■ **WHAT YOU ARE ASKED TO DO**
Repeat the listing that follows, character for character, minus the pictures.

Extracted data entries:
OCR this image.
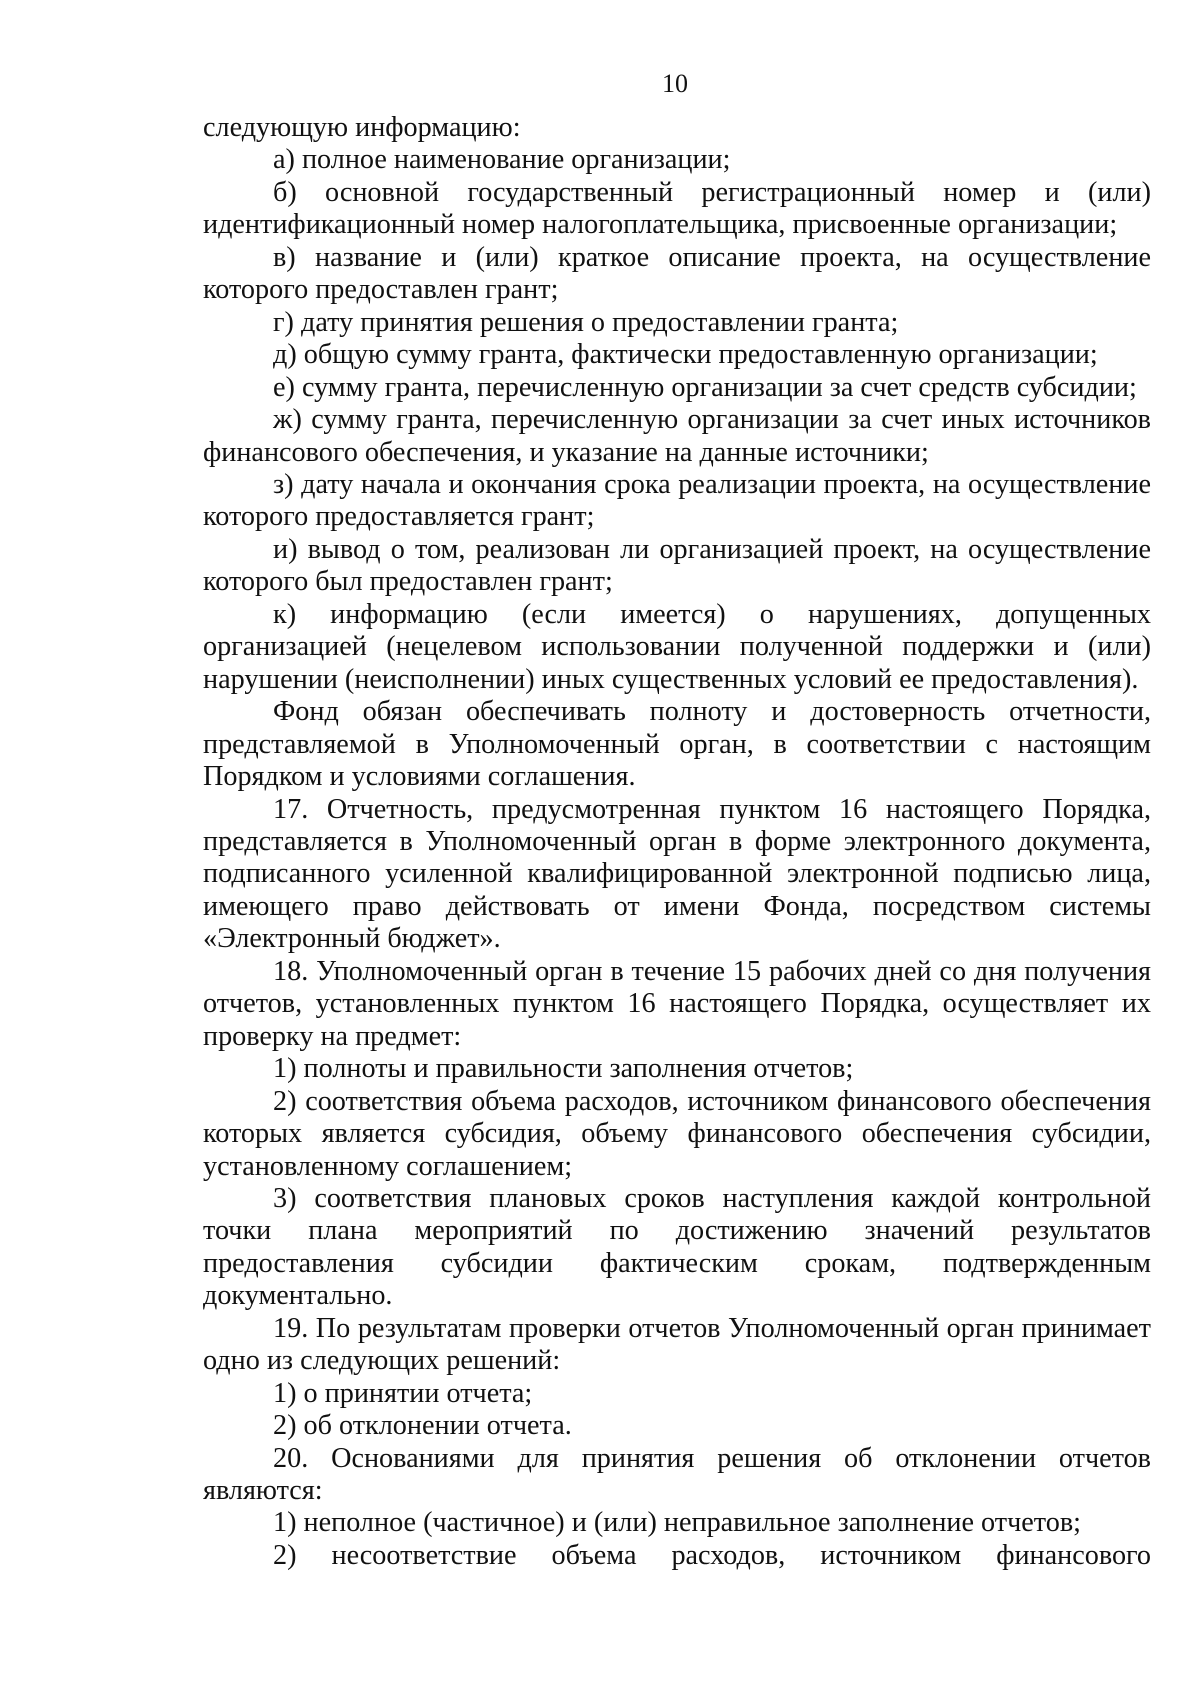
10

следующую информацию:

а) полное наименование организации;

б) основной государственный регистрационный номер и (или) идентификационный номер налогоплательщика, присвоенные организации;

в) название и (или) краткое описание проекта, на осуществление которого предоставлен грант;

г) дату принятия решения о предоставлении гранта;

д) общую сумму гранта, фактически предоставленную организации;

е) сумму гранта, перечисленную организации за счет средств субсидии;

ж) сумму гранта, перечисленную организации за счет иных источников финансового обеспечения, и указание на данные источники;

з) дату начала и окончания срока реализации проекта, на осуществление которого предоставляется грант;

и) вывод о том, реализован ли организацией проект, на осуществление которого был предоставлен грант;

к) информацию (если имеется) о нарушениях, допущенных организацией (нецелевом использовании полученной поддержки и (или) нарушении (неисполнении) иных существенных условий ее предоставления).

Фонд обязан обеспечивать полноту и достоверность отчетности, представляемой в Уполномоченный орган, в соответствии с настоящим Порядком и условиями соглашения.

17. Отчетность, предусмотренная пунктом 16 настоящего Порядка, представляется в Уполномоченный орган в форме электронного документа, подписанного усиленной квалифицированной электронной подписью лица, имеющего право действовать от имени Фонда, посредством системы «Электронный бюджет».

18. Уполномоченный орган в течение 15 рабочих дней со дня получения отчетов, установленных пунктом 16 настоящего Порядка, осуществляет их проверку на предмет:

1) полноты и правильности заполнения отчетов;

2) соответствия объема расходов, источником финансового обеспечения которых является субсидия, объему финансового обеспечения субсидии, установленному соглашением;

3) соответствия плановых сроков наступления каждой контрольной точки плана мероприятий по достижению значений результатов предоставления субсидии фактическим срокам, подтвержденным документально.

19. По результатам проверки отчетов Уполномоченный орган принимает одно из следующих решений:

1) о принятии отчета;

2) об отклонении отчета.

20. Основаниями для принятия решения об отклонении отчетов являются:

1) неполное (частичное) и (или) неправильное заполнение отчетов;

2) несоответствие объема расходов, источником финансового
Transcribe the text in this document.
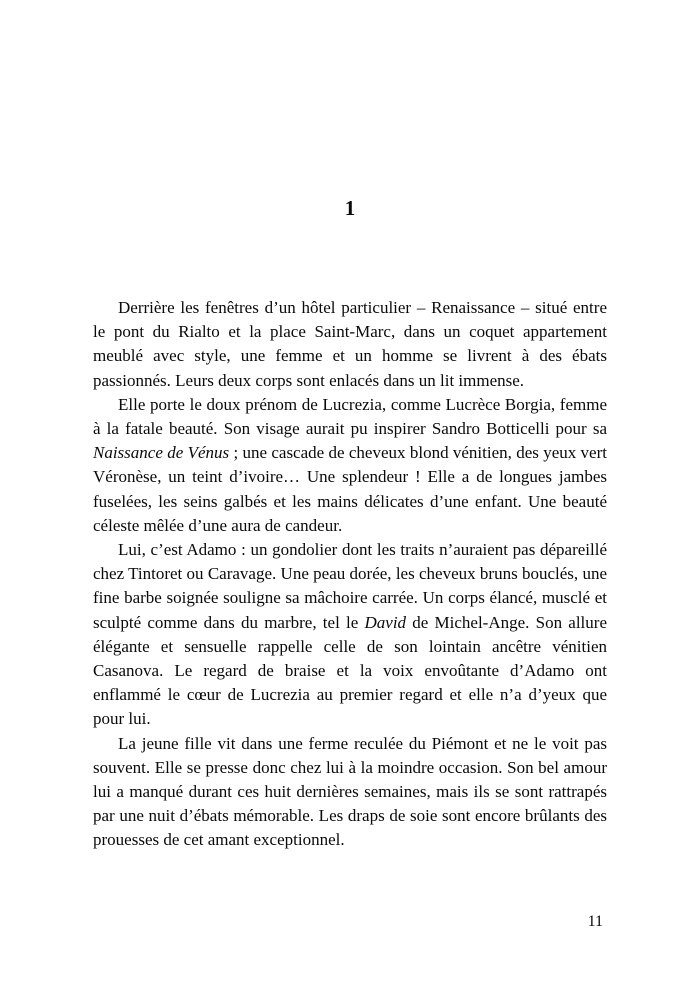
1

Derrière les fenêtres d’un hôtel particulier – Renaissance – situé entre le pont du Rialto et la place Saint-Marc, dans un coquet appartement meublé avec style, une femme et un homme se livrent à des ébats passionnés. Leurs deux corps sont enlacés dans un lit immense.

Elle porte le doux prénom de Lucrezia, comme Lucrèce Borgia, femme à la fatale beauté. Son visage aurait pu inspirer Sandro Botticelli pour sa Naissance de Vénus ; une cascade de cheveux blond vénitien, des yeux vert Véronèse, un teint d’ivoire… Une splendeur ! Elle a de longues jambes fuselées, les seins galbés et les mains délicates d’une enfant. Une beauté céleste mêlée d’une aura de candeur.

Lui, c’est Adamo : un gondolier dont les traits n’auraient pas dépareillé chez Tintoret ou Caravage. Une peau dorée, les cheveux bruns bouclés, une fine barbe soignée souligne sa mâchoire carrée. Un corps élancé, musclé et sculpté comme dans du marbre, tel le David de Michel-Ange. Son allure élégante et sensuelle rappelle celle de son lointain ancêtre vénitien Casanova. Le regard de braise et la voix envoûtante d’Adamo ont enflammé le cœur de Lucrezia au premier regard et elle n’a d’yeux que pour lui.

La jeune fille vit dans une ferme reculée du Piémont et ne le voit pas souvent. Elle se presse donc chez lui à la moindre occasion. Son bel amour lui a manqué durant ces huit dernières semaines, mais ils se sont rattrapés par une nuit d’ébats mémorable. Les draps de soie sont encore brûlants des prouesses de cet amant exceptionnel.

11
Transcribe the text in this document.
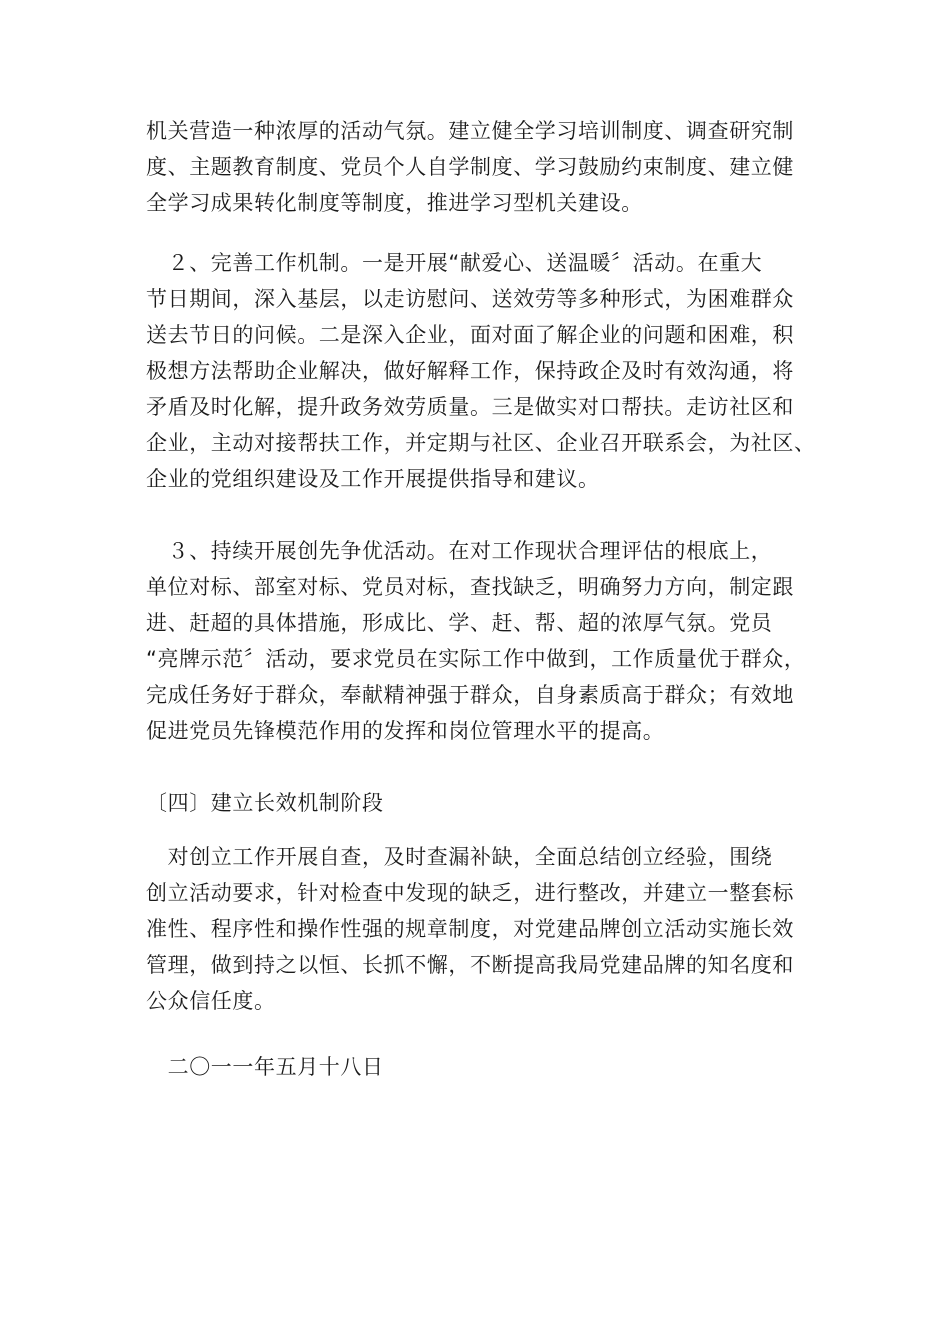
机关营造一种浓厚的活动气氛。建立健全学习培训制度、调查研究制
度、主题教育制度、党员个人自学制度、学习鼓励约束制度、建立健
全学习成果转化制度等制度，推进学习型机关建设。
　２、完善工作机制。一是开展“献爱心、送温暖〞活动。在重大
节日期间，深入基层，以走访慰问、送效劳等多种形式，为困难群众
送去节日的问候。二是深入企业，面对面了解企业的问题和困难，积
极想方法帮助企业解决，做好解释工作，保持政企及时有效沟通，将
矛盾及时化解，提升政务效劳质量。三是做实对口帮扶。走访社区和
企业，主动对接帮扶工作，并定期与社区、企业召开联系会，为社区、
企业的党组织建设及工作开展提供指导和建议。
　３、持续开展创先争优活动。在对工作现状合理评估的根底上，
单位对标、部室对标、党员对标，查找缺乏，明确努力方向，制定跟
进、赶超的具体措施，形成比、学、赶、帮、超的浓厚气氛。党员
“亮牌示范〞活动，要求党员在实际工作中做到，工作质量优于群众，
完成任务好于群众，奉献精神强于群众，自身素质高于群众；有效地
促进党员先锋模范作用的发挥和岗位管理水平的提高。
〔四〕建立长效机制阶段
　对创立工作开展自查，及时查漏补缺，全面总结创立经验，围绕
创立活动要求，针对检查中发现的缺乏，进行整改，并建立一整套标
准性、程序性和操作性强的规章制度，对党建品牌创立活动实施长效
管理，做到持之以恒、长抓不懈，不断提高我局党建品牌的知名度和
公众信任度。
　二〇一一年五月十八日
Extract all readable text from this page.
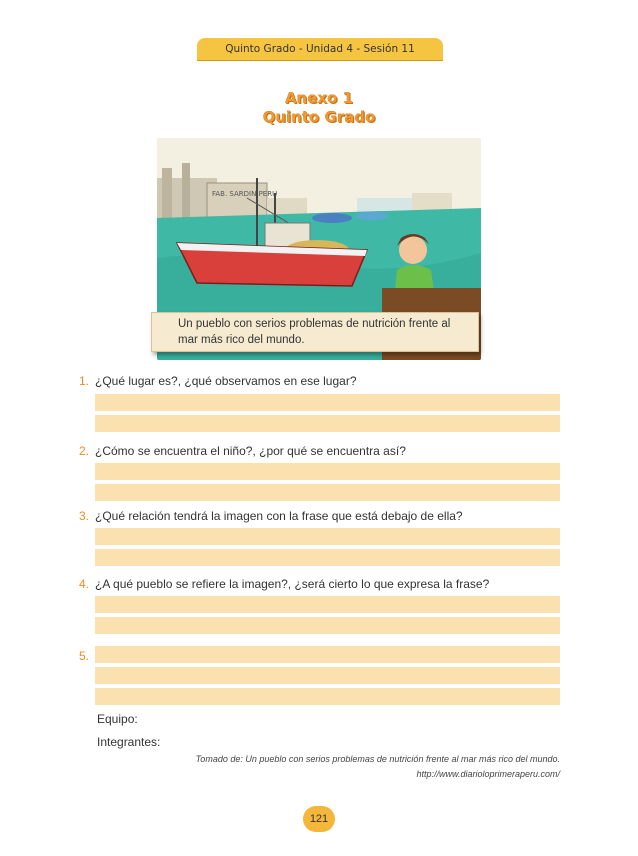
Quinto Grado - Unidad 4 - Sesión 11
Anexo 1
Quinto Grado
FAB. SARDIN PERU
Un pueblo con serios problemas de nutrición frente al mar más rico del mundo.
1. ¿Qué lugar es?, ¿qué observamos en ese lugar?
2. ¿Cómo se encuentra el niño?, ¿por qué se encuentra así?
3. ¿Qué relación tendrá la imagen con la frase que está debajo de ella?
4. ¿A qué pueblo se refiere la imagen?, ¿será cierto lo que expresa la frase?
5.
Equipo:
Integrantes:
Tomado de: Un pueblo con serios problemas de nutrición frente al mar más rico del mundo.
http://www.diarioloprimeraperu.com/
121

■ **EXERCISE OUTPUT**
OCR this image.
10

следующую информацию:

а) полное наименование организации;

б) основной государственный регистрационный номер и (или) идентификационный номер налогоплательщика, присвоенные организации;

в) название и (или) краткое описание проекта, на осуществление которого предоставлен грант;

г) дату принятия решения о предоставлении гранта;

д) общую сумму гранта, фактически предоставленную организации;

е) сумму гранта, перечисленную организации за счет средств субсидии;

ж) сумму гранта, перечисленную организации за счет иных источников финансового обеспечения, и указание на данные источники;

з) дату начала и окончания срока реализации проекта, на осуществление которого предоставляется грант;

и) вывод о том, реализован ли организацией проект, на осуществление которого был предоставлен грант;

к) информацию (если имеется) о нарушениях, допущенных организацией (нецелевом использовании полученной поддержки и (или) нарушении (неисполнении) иных существенных условий ее предоставления).

Фонд обязан обеспечивать полноту и достоверность отчетности, представляемой в Уполномоченный орган, в соответствии с настоящим Порядком и условиями соглашения.

17. Отчетность, предусмотренная пунктом 16 настоящего Порядка, представляется в Уполномоченный орган в форме электронного документа, подписанного усиленной квалифицированной электронной подписью лица, имеющего право действовать от имени Фонда, посредством системы «Электронный бюджет».

18. Уполномоченный орган в течение 15 рабочих дней со дня получения отчетов, установленных пунктом 16 настоящего Порядка, осуществляет их проверку на предмет:

1) полноты и правильности заполнения отчетов;

2) соответствия объема расходов, источником финансового обеспечения которых является субсидия, объему финансового обеспечения субсидии, установленному соглашением;

3) соответствия плановых сроков наступления каждой контрольной точки плана мероприятий по достижению значений результатов предоставления субсидии фактическим срокам, подтвержденным документально.

19. По результатам проверки отчетов Уполномоченный орган принимает одно из следующих решений:

1) о принятии отчета;

2) об отклонении отчета.

20. Основаниями для принятия решения об отклонении отчетов являются:

1) неполное (частичное) и (или) неправильное заполнение отчетов;

2) несоответствие объема расходов, источником финансового
Transcribe the text in this document.
1

Derrière les fenêtres d’un hôtel particulier – Renaissance – situé entre le pont du Rialto et la place Saint-Marc, dans un coquet appartement meublé avec style, une femme et un homme se livrent à des ébats passionnés. Leurs deux corps sont enlacés dans un lit immense.

Elle porte le doux prénom de Lucrezia, comme Lucrèce Borgia, femme à la fatale beauté. Son visage aurait pu inspirer Sandro Botticelli pour sa Naissance de Vénus ; une cascade de cheveux blond vénitien, des yeux vert Véronèse, un teint d’ivoire… Une splendeur ! Elle a de longues jambes fuselées, les seins galbés et les mains délicates d’une enfant. Une beauté céleste mêlée d’une aura de candeur.

Lui, c’est Adamo : un gondolier dont les traits n’auraient pas dépareillé chez Tintoret ou Caravage. Une peau dorée, les cheveux bruns bouclés, une fine barbe soignée souligne sa mâchoire carrée. Un corps élancé, musclé et sculpté comme dans du marbre, tel le David de Michel-Ange. Son allure élégante et sensuelle rappelle celle de son lointain ancêtre vénitien Casanova. Le regard de braise et la voix envoûtante d’Adamo ont enflammé le cœur de Lucrezia au premier regard et elle n’a d’yeux que pour lui.

La jeune fille vit dans une ferme reculée du Piémont et ne le voit pas souvent. Elle se presse donc chez lui à la moindre occasion. Son bel amour lui a manqué durant ces huit dernières semaines, mais ils se sont rattrapés par une nuit d’ébats mémorable. Les draps de soie sont encore brûlants des prouesses de cet amant exceptionnel.

11
Transcribe the text in this document.
机关营造一种浓厚的活动气氛。建立健全学习培训制度、调查研究制
度、主题教育制度、党员个人自学制度、学习鼓励约束制度、建立健
全学习成果转化制度等制度，推进学习型机关建设。
　２、完善工作机制。一是开展“献爱心、送温暖〞活动。在重大
节日期间，深入基层，以走访慰问、送效劳等多种形式，为困难群众
送去节日的问候。二是深入企业，面对面了解企业的问题和困难，积
极想方法帮助企业解决，做好解释工作，保持政企及时有效沟通，将
矛盾及时化解，提升政务效劳质量。三是做实对口帮扶。走访社区和
企业，主动对接帮扶工作，并定期与社区、企业召开联系会，为社区、
企业的党组织建设及工作开展提供指导和建议。
　３、持续开展创先争优活动。在对工作现状合理评估的根底上，
单位对标、部室对标、党员对标，查找缺乏，明确努力方向，制定跟
进、赶超的具体措施，形成比、学、赶、帮、超的浓厚气氛。党员
“亮牌示范〞活动，要求党员在实际工作中做到，工作质量优于群众，
完成任务好于群众，奉献精神强于群众，自身素质高于群众；有效地
促进党员先锋模范作用的发挥和岗位管理水平的提高。
〔四〕建立长效机制阶段
　对创立工作开展自查，及时查漏补缺，全面总结创立经验，围绕
创立活动要求，针对检查中发现的缺乏，进行整改，并建立一整套标
准性、程序性和操作性强的规章制度，对党建品牌创立活动实施长效
管理，做到持之以恒、长抓不懈，不断提高我局党建品牌的知名度和
公众信任度。
　二〇一一年五月十八日
Extract all readable text from this page.
Quinto Grado - Unidad 4 - Sesión 11
Anexo 1
Quinto Grado
FAB. SARDIN PERU
Un pueblo con serios problemas de nutrición frente al mar más rico del mundo.
1. ¿Qué lugar es?, ¿qué observamos en ese lugar?
2. ¿Cómo se encuentra el niño?, ¿por qué se encuentra así?
3. ¿Qué relación tendrá la imagen con la frase que está debajo de ella?
4. ¿A qué pueblo se refiere la imagen?, ¿será cierto lo que expresa la frase?
5.
Equipo:
Integrantes:
Tomado de: Un pueblo con serios problemas de nutrición frente al mar más rico del mundo.
http://www.diarioloprimeraperu.com/
121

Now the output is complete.